▸ REQUIREMENT: Reproduce the listing word for word, leaving every picture behind.

::::::::

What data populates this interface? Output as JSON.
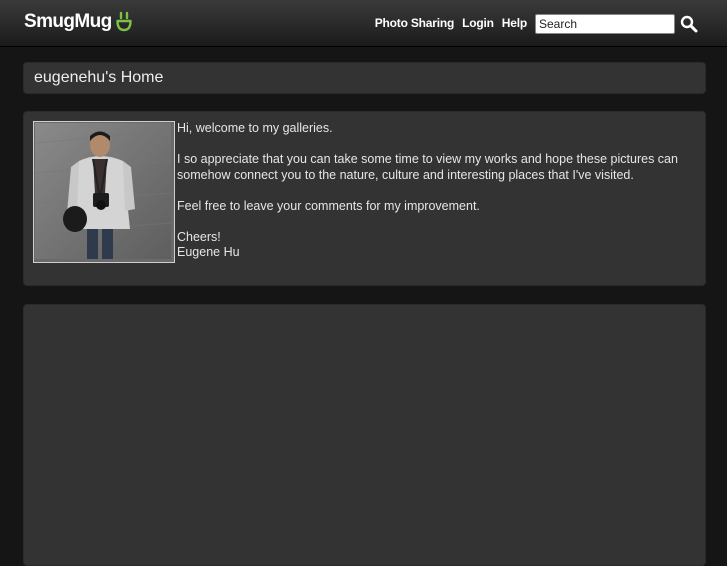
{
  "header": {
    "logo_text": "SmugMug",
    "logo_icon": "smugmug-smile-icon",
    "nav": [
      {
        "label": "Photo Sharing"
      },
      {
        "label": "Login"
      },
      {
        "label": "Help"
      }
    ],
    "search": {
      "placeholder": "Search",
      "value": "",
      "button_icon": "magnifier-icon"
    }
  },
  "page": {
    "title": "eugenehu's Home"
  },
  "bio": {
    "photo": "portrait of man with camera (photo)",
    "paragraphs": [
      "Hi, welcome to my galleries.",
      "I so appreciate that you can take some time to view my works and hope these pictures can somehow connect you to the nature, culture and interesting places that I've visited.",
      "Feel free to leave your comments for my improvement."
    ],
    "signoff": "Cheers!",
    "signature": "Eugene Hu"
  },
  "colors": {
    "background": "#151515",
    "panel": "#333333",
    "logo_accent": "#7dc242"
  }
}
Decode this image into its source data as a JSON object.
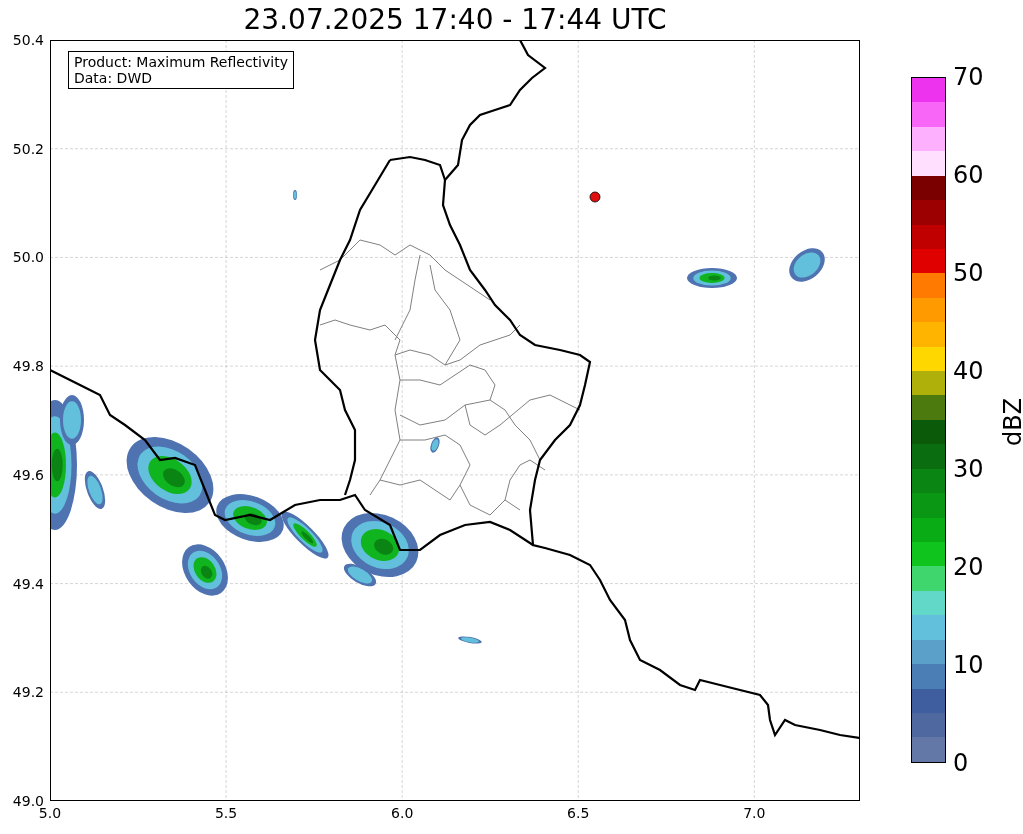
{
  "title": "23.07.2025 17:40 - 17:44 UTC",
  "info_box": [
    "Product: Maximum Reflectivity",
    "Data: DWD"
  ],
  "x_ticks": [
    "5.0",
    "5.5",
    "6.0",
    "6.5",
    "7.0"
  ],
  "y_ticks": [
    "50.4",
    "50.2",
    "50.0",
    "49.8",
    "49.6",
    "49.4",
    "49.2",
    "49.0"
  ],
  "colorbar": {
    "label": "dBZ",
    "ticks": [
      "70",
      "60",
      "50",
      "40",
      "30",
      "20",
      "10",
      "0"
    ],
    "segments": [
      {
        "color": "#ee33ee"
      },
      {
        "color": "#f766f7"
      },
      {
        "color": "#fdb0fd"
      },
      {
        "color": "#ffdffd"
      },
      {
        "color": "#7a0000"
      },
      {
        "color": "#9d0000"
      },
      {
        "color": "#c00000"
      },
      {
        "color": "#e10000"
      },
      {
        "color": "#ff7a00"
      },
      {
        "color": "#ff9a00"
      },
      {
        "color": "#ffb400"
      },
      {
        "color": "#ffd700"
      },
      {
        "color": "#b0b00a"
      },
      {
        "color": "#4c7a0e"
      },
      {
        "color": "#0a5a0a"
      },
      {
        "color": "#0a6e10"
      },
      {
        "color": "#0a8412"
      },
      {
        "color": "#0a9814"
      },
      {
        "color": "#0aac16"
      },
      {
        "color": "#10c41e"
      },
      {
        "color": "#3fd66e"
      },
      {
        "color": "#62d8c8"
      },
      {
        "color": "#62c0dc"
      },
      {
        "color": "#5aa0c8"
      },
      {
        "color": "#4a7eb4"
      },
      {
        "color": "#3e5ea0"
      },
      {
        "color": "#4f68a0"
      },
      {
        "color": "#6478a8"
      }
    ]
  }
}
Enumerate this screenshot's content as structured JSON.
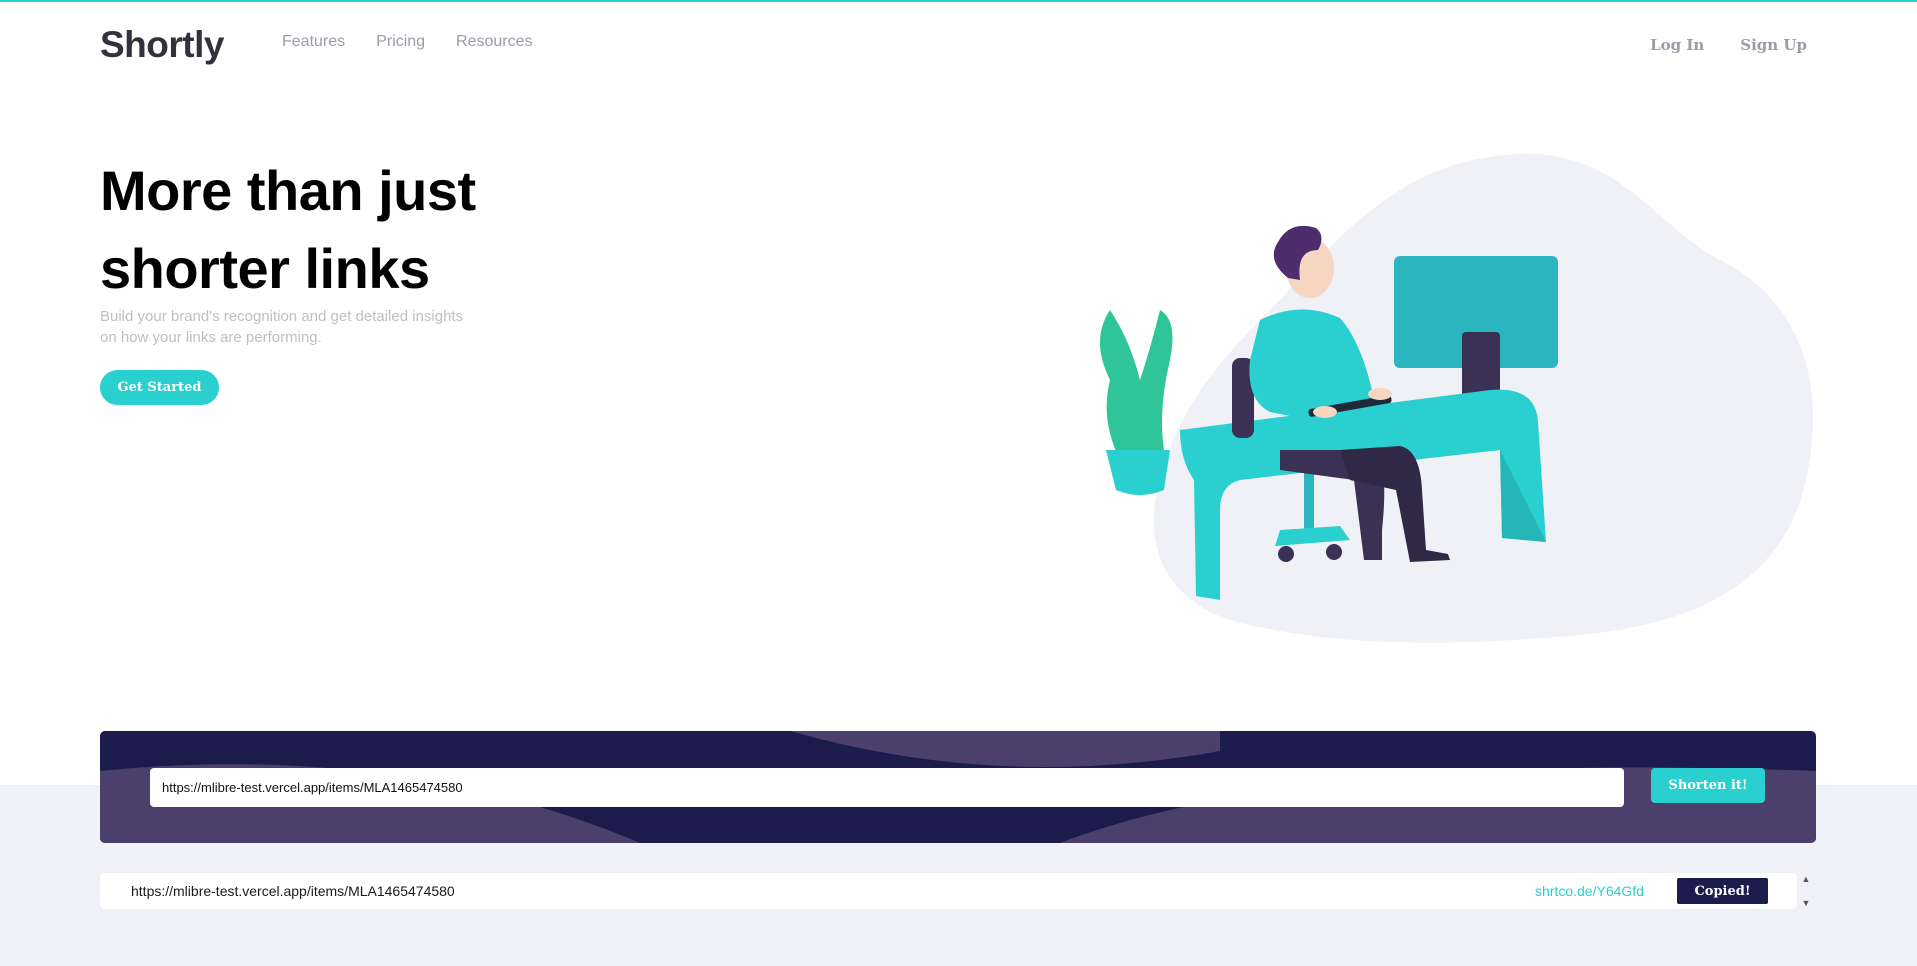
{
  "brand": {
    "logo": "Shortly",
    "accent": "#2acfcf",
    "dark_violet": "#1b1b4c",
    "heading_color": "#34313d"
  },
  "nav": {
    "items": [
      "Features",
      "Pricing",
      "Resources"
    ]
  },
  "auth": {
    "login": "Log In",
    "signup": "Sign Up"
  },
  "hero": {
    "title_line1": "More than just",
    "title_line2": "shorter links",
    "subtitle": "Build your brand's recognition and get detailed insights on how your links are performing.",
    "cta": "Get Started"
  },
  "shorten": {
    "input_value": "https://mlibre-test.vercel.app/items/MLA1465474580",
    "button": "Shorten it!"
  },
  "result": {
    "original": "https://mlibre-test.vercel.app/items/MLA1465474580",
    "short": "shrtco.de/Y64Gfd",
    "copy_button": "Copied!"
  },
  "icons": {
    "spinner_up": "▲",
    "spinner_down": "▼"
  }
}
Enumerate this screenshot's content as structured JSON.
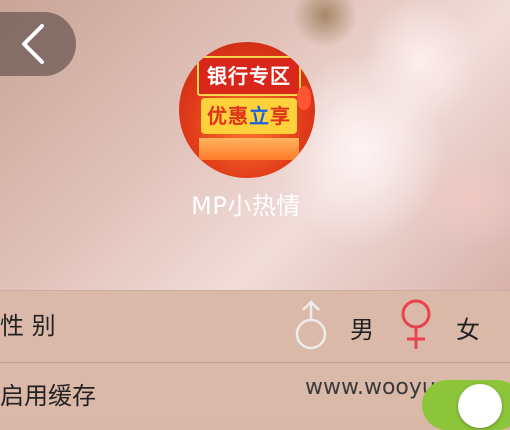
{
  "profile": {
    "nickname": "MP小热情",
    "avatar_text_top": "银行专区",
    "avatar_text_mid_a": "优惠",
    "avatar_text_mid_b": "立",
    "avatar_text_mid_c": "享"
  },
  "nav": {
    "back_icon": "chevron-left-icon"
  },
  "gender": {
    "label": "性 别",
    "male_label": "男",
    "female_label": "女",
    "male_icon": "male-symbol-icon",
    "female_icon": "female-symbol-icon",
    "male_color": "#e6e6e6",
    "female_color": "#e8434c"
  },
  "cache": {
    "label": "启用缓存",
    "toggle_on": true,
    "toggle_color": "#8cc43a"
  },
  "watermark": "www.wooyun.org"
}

::::::::

▸ THE REPLY:
What data populates this interface? Output as JSON.
{
  "header": {
    "logo_text": "SmugMug",
    "logo_icon": "smugmug-smile-icon",
    "nav": [
      {
        "label": "Photo Sharing"
      },
      {
        "label": "Login"
      },
      {
        "label": "Help"
      }
    ],
    "search": {
      "placeholder": "Search",
      "value": "",
      "button_icon": "magnifier-icon"
    }
  },
  "page": {
    "title": "eugenehu's Home"
  },
  "bio": {
    "photo": "portrait of man with camera (photo)",
    "paragraphs": [
      "Hi, welcome to my galleries.",
      "I so appreciate that you can take some time to view my works and hope these pictures can somehow connect you to the nature, culture and interesting places that I've visited.",
      "Feel free to leave your comments for my improvement."
    ],
    "signoff": "Cheers!",
    "signature": "Eugene Hu"
  },
  "colors": {
    "background": "#151515",
    "panel": "#333333",
    "logo_accent": "#7dc242"
  }
}
Decode this image into its source data as a JSON object.
{
  "title": "23.07.2025 17:40 - 17:44 UTC",
  "info_box": [
    "Product: Maximum Reflectivity",
    "Data: DWD"
  ],
  "x_ticks": [
    "5.0",
    "5.5",
    "6.0",
    "6.5",
    "7.0"
  ],
  "y_ticks": [
    "50.4",
    "50.2",
    "50.0",
    "49.8",
    "49.6",
    "49.4",
    "49.2",
    "49.0"
  ],
  "colorbar": {
    "label": "dBZ",
    "ticks": [
      "70",
      "60",
      "50",
      "40",
      "30",
      "20",
      "10",
      "0"
    ],
    "segments": [
      {
        "color": "#ee33ee"
      },
      {
        "color": "#f766f7"
      },
      {
        "color": "#fdb0fd"
      },
      {
        "color": "#ffdffd"
      },
      {
        "color": "#7a0000"
      },
      {
        "color": "#9d0000"
      },
      {
        "color": "#c00000"
      },
      {
        "color": "#e10000"
      },
      {
        "color": "#ff7a00"
      },
      {
        "color": "#ff9a00"
      },
      {
        "color": "#ffb400"
      },
      {
        "color": "#ffd700"
      },
      {
        "color": "#b0b00a"
      },
      {
        "color": "#4c7a0e"
      },
      {
        "color": "#0a5a0a"
      },
      {
        "color": "#0a6e10"
      },
      {
        "color": "#0a8412"
      },
      {
        "color": "#0a9814"
      },
      {
        "color": "#0aac16"
      },
      {
        "color": "#10c41e"
      },
      {
        "color": "#3fd66e"
      },
      {
        "color": "#62d8c8"
      },
      {
        "color": "#62c0dc"
      },
      {
        "color": "#5aa0c8"
      },
      {
        "color": "#4a7eb4"
      },
      {
        "color": "#3e5ea0"
      },
      {
        "color": "#4f68a0"
      },
      {
        "color": "#6478a8"
      }
    ]
  }
}
Enumerate this screenshot's content as structured JSON.
{
  "brand": {
    "logo": "Shortly",
    "accent": "#2acfcf",
    "dark_violet": "#1b1b4c",
    "heading_color": "#34313d"
  },
  "nav": {
    "items": [
      "Features",
      "Pricing",
      "Resources"
    ]
  },
  "auth": {
    "login": "Log In",
    "signup": "Sign Up"
  },
  "hero": {
    "title_line1": "More than just",
    "title_line2": "shorter links",
    "subtitle": "Build your brand's recognition and get detailed insights on how your links are performing.",
    "cta": "Get Started"
  },
  "shorten": {
    "input_value": "https://mlibre-test.vercel.app/items/MLA1465474580",
    "button": "Shorten it!"
  },
  "result": {
    "original": "https://mlibre-test.vercel.app/items/MLA1465474580",
    "short": "shrtco.de/Y64Gfd",
    "copy_button": "Copied!"
  },
  "icons": {
    "spinner_up": "▲",
    "spinner_down": "▼"
  }
}
Enumerate this screenshot's content as structured JSON.
{
  "profile": {
    "nickname": "MP小热情",
    "avatar_text_top": "银行专区",
    "avatar_text_mid_a": "优惠",
    "avatar_text_mid_b": "立",
    "avatar_text_mid_c": "享"
  },
  "nav": {
    "back_icon": "chevron-left-icon"
  },
  "gender": {
    "label": "性 别",
    "male_label": "男",
    "female_label": "女",
    "male_icon": "male-symbol-icon",
    "female_icon": "female-symbol-icon",
    "male_color": "#e6e6e6",
    "female_color": "#e8434c"
  },
  "cache": {
    "label": "启用缓存",
    "toggle_on": true,
    "toggle_color": "#8cc43a"
  },
  "watermark": "www.wooyun.org"
}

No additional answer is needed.